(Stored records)
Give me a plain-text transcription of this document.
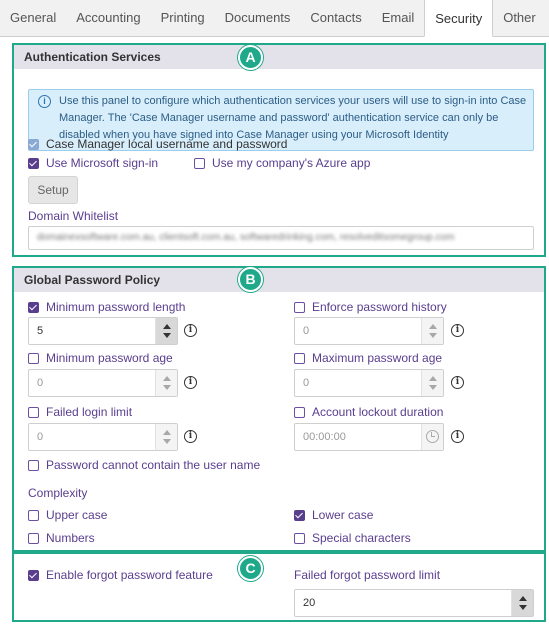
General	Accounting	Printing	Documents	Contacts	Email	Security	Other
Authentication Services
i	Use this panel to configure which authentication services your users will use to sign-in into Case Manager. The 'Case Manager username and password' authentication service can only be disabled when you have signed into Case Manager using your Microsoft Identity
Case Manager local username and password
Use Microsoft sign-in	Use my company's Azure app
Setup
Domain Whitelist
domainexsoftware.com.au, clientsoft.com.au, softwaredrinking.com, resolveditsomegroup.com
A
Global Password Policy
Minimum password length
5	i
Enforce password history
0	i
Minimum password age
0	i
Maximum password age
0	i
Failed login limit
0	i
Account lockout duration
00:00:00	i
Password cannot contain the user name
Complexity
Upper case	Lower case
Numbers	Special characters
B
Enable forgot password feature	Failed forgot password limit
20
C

WORK REQUIRED: Reproduce the records above exactly, leaving out every picture they contain.

THE OUTPUT:
Give me a plain-text transcription of this document.
General	Accounting	Printing	Documents	Contacts	Email	Security	Other
Authentication Services
i	Use this panel to configure which authentication services your users will use to sign-in into Case Manager. The 'Case Manager username and password' authentication service can only be disabled when you have signed into Case Manager using your Microsoft Identity
Case Manager local username and password
Use Microsoft sign-in	Use my company's Azure app
Setup
Domain Whitelist
domainexsoftware.com.au, clientsoft.com.au, softwaredrinking.com, resolveditsomegroup.com
A
Global Password Policy
Minimum password length
5	i
Enforce password history
0	i
Minimum password age
0	i
Maximum password age
0	i
Failed login limit
0	i
Account lockout duration
00:00:00	i
Password cannot contain the user name
Complexity
Upper case	Lower case
Numbers	Special characters
B
Enable forgot password feature	Failed forgot password limit
20
C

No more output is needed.